** Opening Text passage block **

So then the best way to be accurate is to calibrate any "projects" with a precisely calibrated piece of lab equipment.
{snip}
Hi Rolf, you make some interesting points
however, for any given component, for the same price, surely it is prudent to use the one that is the most accurate? Using components with wide tolerances increases the risk of compounding inaccuracies. To my mind one can remove these potential inaccuracies from the project at the outset.
Accuracy and calibration are entirely different in my mind. Calibration assures that the said piece of kit is able to deliver what it claims. You can calibrate a controller of ± .01°C and you can calibrate a controller of ± 10°C. Accuracy is not determined by calibration, calibration varifies accuracy. My point is that even though the controller may not be calibrated, its accuracy can still be excellent but you just won't be able to quantify it.
I am not too sure what you mean in your point about resolution? In my experience, when one speaks of "resolving" in measurement terms it means that you are able to accurately determine to that level of detail. i.e. resolving to 0.1°C would mean that the equipment is able to accurately provide results to 0.1°C. Are you refering to the "resolution" of the display only as being different from the instruments resolution.
One important reason to use the most accurate sensor is that it improves hysteresis which is vital to being able to control within a very narrow band.
I was not knocking the virtues of thermocouples, each device has its niche and will perform well. I have used all types.
Cheers
Andrew
I am not expecting the response time to be 1ms...
I just need the circuit to be taking readings and adjusting accordingly in "realtime"
I'm not sure if Im making this too clear..
Okay.... for example.. I have a PID controller...
It takes readings once a second then adjust its PID calculations accordingly.
I need something that just has a continuous correction with out that delay
What I need is a circuit with :
-A input that reads voltage from the sensor.

** Closing Text passage block **
** Opening Information provided block **

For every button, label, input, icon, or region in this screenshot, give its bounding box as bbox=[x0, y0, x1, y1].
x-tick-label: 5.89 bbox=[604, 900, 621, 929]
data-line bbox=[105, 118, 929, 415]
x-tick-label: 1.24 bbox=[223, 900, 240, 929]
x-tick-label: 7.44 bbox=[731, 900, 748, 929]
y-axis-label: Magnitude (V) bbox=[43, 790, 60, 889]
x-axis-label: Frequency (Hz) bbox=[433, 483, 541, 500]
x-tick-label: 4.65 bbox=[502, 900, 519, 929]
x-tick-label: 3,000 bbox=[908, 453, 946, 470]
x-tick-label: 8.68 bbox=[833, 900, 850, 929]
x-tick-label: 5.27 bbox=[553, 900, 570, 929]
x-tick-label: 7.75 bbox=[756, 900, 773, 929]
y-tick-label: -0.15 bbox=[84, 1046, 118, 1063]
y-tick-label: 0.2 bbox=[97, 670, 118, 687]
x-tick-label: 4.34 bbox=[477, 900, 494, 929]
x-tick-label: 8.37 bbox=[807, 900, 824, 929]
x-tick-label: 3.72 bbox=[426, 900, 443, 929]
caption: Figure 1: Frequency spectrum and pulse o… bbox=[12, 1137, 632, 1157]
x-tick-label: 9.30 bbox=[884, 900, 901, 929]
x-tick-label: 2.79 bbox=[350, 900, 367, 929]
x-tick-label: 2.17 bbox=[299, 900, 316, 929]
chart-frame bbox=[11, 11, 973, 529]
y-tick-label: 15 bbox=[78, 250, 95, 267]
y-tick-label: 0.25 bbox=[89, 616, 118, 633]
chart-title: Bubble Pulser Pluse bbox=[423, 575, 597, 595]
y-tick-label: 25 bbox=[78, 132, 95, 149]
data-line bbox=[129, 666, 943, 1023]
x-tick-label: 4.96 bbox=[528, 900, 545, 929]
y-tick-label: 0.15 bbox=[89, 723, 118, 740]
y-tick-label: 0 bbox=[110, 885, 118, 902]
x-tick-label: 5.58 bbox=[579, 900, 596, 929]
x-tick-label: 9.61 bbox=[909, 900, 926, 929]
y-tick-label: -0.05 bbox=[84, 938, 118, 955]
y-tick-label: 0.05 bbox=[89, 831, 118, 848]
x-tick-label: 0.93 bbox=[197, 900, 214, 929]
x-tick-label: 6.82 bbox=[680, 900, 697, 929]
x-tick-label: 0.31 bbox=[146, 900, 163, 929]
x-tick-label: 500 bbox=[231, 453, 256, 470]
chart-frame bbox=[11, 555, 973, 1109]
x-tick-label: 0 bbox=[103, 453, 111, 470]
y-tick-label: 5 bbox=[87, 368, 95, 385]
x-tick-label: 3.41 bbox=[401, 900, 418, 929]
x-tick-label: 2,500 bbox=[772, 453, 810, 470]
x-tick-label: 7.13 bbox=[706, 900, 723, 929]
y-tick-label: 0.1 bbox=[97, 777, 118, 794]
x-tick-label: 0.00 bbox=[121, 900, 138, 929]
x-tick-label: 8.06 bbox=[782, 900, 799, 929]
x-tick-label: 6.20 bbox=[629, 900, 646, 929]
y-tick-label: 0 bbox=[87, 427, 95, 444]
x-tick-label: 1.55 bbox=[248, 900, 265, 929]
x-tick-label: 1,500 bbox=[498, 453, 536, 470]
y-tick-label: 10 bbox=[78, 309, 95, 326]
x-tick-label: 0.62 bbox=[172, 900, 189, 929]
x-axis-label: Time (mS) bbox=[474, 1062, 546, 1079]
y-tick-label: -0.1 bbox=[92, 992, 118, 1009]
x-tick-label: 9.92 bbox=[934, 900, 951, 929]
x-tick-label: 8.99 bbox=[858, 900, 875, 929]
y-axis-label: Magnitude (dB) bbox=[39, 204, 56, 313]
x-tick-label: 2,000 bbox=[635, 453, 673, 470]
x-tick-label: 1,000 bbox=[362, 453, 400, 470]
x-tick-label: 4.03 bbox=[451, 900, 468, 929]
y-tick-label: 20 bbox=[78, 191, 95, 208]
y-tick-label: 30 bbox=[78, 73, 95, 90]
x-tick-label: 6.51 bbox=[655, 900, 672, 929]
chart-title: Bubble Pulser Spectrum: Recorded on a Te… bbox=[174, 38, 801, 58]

** Closing Information provided block **

Your objective — Continue the forum thread on temperature controller accuracy and calibration from its final line.

Answer box —
-Another input to the circuit that reads voltage and is the basis for the TARGET voltage on the first input.
-Then an output that simply puts out a varying voltage depending on the differential from the sensor voltage and the set target voltage...
Is this circuit really so hard to build??...
I've searched the net a bit but cant seem to find any schematics for proportional circuits that just do those few simple things outlined in "What I need"
I've just thrown out the whole temperature topic for now until I get this circuit designed.
Are there any circuit designing/simulating programs anyone can recommend for this?
Absolute accuracy is often just a pissing contest and is never really resolved in the real working world, just a time and cash sink. What is required for good control is good repeatability.
That is unless you have a 10kw heating element mounted inside a shoe box size oven
Lefty
As long as the sensor has good repeatability then there is the possibility for good control.
Lefty
AirFLOW? That opens another can of worms, now you're dealing with fluidics and mixing. Air doesn't behave like you might think, the streams shift and stay shifted sometimes, keep that in mind.
Hope your airflow is pretty low volume, otherwise it's tough to heat, especially at 12V. If you tried to operate a little 1200W space heater at 12V it would need to pull 100 amps.
Please tell me this is a for-real project and not another damn HHO or overunity BS machine.
The project is real man... Im shocked you even asked that.
If you think I am full of it then I guess you think I am full of it.
Its not going to require a lot of air flow. A small amount. So small that I am not even worried that the heater will have a problem heating it.
I know it will work.
I have already built the trial tube that will contain the element.
Late next week I will be receiving my PWM driver kit. For the preliminary run I am going to be running it with a 75 amp mosfet.
My power supply is 12 Volts DC---- can deliver 400AMPs if necessary, so there's no lacking there. However, I suspect that I will not need much more than 20-30 amps.
After assembling the kit and hooking everything up, I am going to be testing the heating capabilities by manually adjusting the PWM driver while there is air flowing. The thermocouple will be hooked up to a meter that displays degrees Celsius so I know where I am at.
After that is tested and my theory confirmed, i will still pursue some sort of proportional control.
I hope you guys haven't given up on me yet!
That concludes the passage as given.